(DOCUMENT SECTION Opens)
With the Dixon technique, such as LAVA-FLEX and IDEAL-IQ, T1 effects can affect FF measurement. Both LAVA-FLEX and IDEAL-IQ use a very short repetition time. The T1 relaxation time of water is significantly slower than that of fat; therefore, the signal of water May deteriorate as it is exposed to repetitive radiofrequency pulse before the signal is fully recovered due to the short repetition time (19, 20). Although efforts are made to compensate for this by using a low flip angle, the T1 relaxation effect May reduce water signal and contribute to overestimation of FFs with LAVA-FLEX or IDEAL-IQ compared with MRS (19, 20). This T1 effect could explain the overestimation of the vertebral body FF with LAVA-FLEX or IDEAL-IQ compared with MRS, but it is difficult to explain underestimation of paravertebral muscle FF in LAVA-FLEX and IDEAL-IQ. Additionally, when comparing LAVA-FLEX and IDEAL-IQ, LAVA-FLEX had a shorter repetition time and a higher flip angle, which would have resulted in a greater T1 effect and higher fat measurement. However, our results did not reflect this. Therefore, in this study, we believed that the T1 effect was not a major factor that contributed to the fat quantification.

In a previous human study, Dixon techniques tended to underestimate the FFs in organs with low FFs (13). In low fat content regions, image noise can have a significant impact on FFs due to a low signal to noise ratio. Therefore, the Dixon technique May have underestimated FFs due to errors from low signal values and image noise at the low FF sites (26). In our study, the FFs of the paraspinal muscles were low (< 10%) compared with those of the lumbar vertebral bodies (> 20%), and the image noise of the paraspinal muscles with LAVA-FLEX or IDEAL-IQ might be a cause of underestimation of the paraspinal muscle FFs compared with those derived from MRS. In this study, an analysis of image quality, such as signal-to-noise, was not conducted, and further studies are needed to evaluate the relationships among signal, noise, and FF value.

Although the absolute FFs derived from LAVA-FLEX or IDEAL-IQ did not completely match with those determined with MRS, LAVA-FLEX and IDEAL-IQ showed high correlation with MRS for both vertebral body and paraspinal muscle FF assessment. In particular, IDEAL-IQ showed a higher correlation and better agreement with MRS than LAVA-FLEX, which was consistent with the findings of human studies (11, 27). IDEAL-IQ, the 6-point Dixon technique, is thought to be more accurate for FF analysis than the 2-point Dixon-based LAVA-FLEX. There are several advantages of the multi-point Dixon technique compared with the traditional 2-point Dixon technique. The multi-point acquisition offers better chances to correct for the T2^* effect, magnetic field inhomogeneity, and eddy currents effects. The multi-point acquisition requires a slightly longer repetition time, which increases signal-to-noise ratio and reduces T1 relaxation effects. However, a longer repetition time has the disadvantage of increasing the scan time. In this study, IDEAL-IQ took approximately 50 s longer than LAVA-FLEX. However, considering that both sequences could be acquired in less than 3 min and that IDEAL-IQ provides FF maps to reduce the analysis time, this small scan time difference is thought be negligible in clinical practice.
(DOCUMENT SECTION Closes)
- [TASK LIST]:
A – Reproduce word for word the part of the fat-quantification discussion running from "In a previous" down to "and FF value.".
B – Decide whether each statement agrees with the fat-quantification discussion, answering yes or no and quoting the words that settle it: (i) IDEAL-IQ took about 50 seconds longer than LAVA-FLEX. (ii) The authors judged the T1 effect to be a major factor in fat quantification. (iii) The study analyzed image quality measures such as signal-to-noise.
Work only from the fat-quantification discussion.
(DATA EXTRACT Opens)
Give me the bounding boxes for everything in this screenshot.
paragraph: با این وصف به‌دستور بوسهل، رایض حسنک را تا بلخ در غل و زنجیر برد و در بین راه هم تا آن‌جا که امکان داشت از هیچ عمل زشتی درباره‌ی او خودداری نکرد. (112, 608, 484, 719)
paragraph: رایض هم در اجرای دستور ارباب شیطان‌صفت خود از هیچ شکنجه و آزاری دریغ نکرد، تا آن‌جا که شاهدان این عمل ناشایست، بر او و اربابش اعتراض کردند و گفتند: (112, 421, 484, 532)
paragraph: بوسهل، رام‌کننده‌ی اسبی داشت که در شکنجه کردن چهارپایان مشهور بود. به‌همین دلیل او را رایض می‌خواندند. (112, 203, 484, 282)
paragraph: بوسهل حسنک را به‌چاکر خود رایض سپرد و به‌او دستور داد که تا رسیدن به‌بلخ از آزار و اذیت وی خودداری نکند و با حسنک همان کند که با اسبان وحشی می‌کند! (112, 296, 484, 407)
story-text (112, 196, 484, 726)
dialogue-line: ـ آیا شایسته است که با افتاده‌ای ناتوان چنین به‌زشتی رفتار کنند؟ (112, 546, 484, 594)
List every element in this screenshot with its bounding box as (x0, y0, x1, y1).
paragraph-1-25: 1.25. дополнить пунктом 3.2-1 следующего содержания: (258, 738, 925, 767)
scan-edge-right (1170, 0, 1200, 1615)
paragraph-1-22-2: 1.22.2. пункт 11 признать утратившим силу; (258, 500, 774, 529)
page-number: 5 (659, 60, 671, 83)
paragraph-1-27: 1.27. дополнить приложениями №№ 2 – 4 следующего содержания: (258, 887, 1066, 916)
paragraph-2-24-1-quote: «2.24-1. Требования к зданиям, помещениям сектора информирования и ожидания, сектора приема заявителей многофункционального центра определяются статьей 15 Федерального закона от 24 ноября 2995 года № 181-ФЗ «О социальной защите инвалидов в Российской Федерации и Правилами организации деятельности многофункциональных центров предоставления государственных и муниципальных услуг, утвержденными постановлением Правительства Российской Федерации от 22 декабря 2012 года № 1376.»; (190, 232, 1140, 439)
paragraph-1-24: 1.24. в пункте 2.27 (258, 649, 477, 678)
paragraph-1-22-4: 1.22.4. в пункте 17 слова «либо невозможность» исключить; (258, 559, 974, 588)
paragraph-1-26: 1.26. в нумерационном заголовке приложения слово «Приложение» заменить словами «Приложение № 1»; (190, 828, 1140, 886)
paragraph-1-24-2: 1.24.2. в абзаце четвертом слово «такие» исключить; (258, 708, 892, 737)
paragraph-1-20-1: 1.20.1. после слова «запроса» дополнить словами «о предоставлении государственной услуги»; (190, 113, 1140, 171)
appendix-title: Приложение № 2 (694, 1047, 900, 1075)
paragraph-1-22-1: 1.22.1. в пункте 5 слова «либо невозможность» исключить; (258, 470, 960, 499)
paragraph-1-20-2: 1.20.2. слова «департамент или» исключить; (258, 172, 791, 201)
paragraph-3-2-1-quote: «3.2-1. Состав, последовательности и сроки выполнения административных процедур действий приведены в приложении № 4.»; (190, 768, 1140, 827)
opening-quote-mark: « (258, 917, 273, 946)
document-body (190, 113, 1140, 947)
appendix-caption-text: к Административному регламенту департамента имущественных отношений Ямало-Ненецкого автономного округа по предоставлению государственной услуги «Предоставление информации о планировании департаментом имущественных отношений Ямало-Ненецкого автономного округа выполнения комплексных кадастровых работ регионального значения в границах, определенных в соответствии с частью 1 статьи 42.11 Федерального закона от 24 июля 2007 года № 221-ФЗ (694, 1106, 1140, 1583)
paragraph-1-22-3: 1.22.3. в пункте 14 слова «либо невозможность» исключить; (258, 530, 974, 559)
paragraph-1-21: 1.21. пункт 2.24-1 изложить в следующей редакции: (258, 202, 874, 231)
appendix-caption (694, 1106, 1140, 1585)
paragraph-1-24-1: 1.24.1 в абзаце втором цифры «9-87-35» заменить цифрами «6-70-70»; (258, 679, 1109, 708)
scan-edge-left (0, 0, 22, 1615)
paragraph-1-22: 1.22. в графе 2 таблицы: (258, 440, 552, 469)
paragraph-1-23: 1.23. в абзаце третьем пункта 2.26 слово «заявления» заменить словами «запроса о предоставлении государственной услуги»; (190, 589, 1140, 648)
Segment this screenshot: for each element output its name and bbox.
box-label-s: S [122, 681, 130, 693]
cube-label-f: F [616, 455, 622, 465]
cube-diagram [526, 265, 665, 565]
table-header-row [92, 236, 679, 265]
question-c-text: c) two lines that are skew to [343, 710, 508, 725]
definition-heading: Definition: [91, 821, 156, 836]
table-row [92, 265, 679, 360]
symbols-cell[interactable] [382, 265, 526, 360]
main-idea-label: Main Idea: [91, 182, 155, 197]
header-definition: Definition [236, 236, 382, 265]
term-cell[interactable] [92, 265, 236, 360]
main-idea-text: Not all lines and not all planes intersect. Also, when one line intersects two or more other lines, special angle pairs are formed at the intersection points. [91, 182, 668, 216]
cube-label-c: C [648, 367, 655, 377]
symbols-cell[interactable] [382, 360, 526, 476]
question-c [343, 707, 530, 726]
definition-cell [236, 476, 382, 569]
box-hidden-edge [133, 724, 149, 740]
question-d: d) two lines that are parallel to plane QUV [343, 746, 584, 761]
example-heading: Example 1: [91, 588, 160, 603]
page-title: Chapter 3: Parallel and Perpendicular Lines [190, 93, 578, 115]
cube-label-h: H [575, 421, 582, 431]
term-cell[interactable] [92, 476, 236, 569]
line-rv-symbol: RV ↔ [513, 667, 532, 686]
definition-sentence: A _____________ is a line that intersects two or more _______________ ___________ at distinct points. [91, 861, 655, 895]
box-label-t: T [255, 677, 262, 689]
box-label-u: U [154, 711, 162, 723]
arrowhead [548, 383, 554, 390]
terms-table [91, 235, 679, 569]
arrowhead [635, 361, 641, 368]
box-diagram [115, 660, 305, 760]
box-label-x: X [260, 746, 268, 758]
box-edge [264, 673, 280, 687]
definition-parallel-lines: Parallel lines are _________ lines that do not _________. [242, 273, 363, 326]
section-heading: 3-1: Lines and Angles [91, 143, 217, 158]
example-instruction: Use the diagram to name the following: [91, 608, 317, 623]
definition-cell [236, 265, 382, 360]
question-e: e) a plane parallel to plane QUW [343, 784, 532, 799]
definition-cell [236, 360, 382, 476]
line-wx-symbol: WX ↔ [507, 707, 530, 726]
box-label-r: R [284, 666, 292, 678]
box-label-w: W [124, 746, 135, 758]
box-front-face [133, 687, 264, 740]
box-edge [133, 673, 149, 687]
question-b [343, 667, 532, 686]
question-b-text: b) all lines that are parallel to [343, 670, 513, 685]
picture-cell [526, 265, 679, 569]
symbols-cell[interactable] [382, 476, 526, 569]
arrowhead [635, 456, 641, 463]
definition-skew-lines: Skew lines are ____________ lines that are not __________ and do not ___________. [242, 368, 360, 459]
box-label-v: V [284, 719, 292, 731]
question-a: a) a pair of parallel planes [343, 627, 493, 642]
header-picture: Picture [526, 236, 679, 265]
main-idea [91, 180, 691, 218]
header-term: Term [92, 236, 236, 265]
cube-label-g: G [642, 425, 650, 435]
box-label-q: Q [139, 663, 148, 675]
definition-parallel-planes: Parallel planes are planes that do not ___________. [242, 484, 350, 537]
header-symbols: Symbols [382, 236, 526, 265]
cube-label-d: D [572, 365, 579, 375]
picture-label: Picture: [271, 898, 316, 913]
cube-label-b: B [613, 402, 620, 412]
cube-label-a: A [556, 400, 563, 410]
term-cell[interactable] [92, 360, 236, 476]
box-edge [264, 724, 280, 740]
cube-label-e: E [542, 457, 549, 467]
(DATA EXTRACT Closes)
- [ANSWERS]:
A –
In a previous human study, Dixon techniques tended to underestimate the FFs in organs with low FFs (13). In low fat content regions, image noise can have a significant impact on FFs due to a low signal to noise ratio. Therefore, the Dixon technique May have underestimated FFs due to errors from low signal values and image noise at the low FF sites (26). In our study, the FFs of the paraspinal muscles were low (< 10%) compared with those of the lumbar vertebral bodies (> 20%), and the image noise of the paraspinal muscles with LAVA-FLEX or IDEAL-IQ might be a cause of underestimation of the paraspinal muscle FFs compared with those derived from MRS. In this study, an analysis of image quality, such as signal-to-noise, was not conducted, and further studies are needed to evaluate the relationships among signal, noise, and FF value.

B –
(i) Yes: "In this study, IDEAL-IQ took approximately 50 s longer than LAVA-FLEX."
(ii) No: "we believed that the T1 effect was not a major factor that contributed to the fat quantification."
(iii) No: "an analysis of image quality, such as signal-to-noise, was not conducted"